TASK PROMPT: Using the entries below, transcribe exactly the line containing "Output the text content of this document." and each line that follows it to the end.
— Start of RAW DATA —
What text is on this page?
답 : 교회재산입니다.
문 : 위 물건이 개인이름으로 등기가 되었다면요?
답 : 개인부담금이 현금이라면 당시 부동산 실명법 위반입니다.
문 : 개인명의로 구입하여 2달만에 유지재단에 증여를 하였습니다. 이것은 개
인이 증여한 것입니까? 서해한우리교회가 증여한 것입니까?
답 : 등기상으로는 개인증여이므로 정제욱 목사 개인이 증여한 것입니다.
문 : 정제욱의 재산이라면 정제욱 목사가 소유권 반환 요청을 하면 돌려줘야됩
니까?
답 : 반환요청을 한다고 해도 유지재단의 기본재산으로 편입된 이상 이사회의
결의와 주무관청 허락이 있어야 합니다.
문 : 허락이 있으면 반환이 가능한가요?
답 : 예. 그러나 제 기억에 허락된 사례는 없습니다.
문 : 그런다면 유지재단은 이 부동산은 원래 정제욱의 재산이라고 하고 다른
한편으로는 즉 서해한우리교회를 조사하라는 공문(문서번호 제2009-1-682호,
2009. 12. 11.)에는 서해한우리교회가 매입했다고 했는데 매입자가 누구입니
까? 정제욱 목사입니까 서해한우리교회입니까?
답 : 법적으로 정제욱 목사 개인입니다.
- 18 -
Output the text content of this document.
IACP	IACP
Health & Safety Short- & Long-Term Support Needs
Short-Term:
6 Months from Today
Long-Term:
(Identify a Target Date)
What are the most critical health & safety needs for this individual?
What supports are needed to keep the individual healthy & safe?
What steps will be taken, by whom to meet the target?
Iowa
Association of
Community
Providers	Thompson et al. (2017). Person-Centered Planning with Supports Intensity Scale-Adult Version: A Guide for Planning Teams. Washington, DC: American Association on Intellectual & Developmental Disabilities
— End of RAW DATA —
COMPLETE RESPONSE:
Output the text content of this document.
IACP	IACP
Health & Safety Short- & Long-Term Support Needs
Short-Term:
6 Months from Today
Long-Term:
(Identify a Target Date)
What are the most critical health & safety needs for this individual?
What supports are needed to keep the individual healthy & safe?
What steps will be taken, by whom to meet the target?
Iowa
Association of
Community
Providers	Thompson et al. (2017). Person-Centered Planning with Supports Intensity Scale-Adult Version: A Guide for Planning Teams. Washington, DC: American Association on Intellectual & Developmental Disabilities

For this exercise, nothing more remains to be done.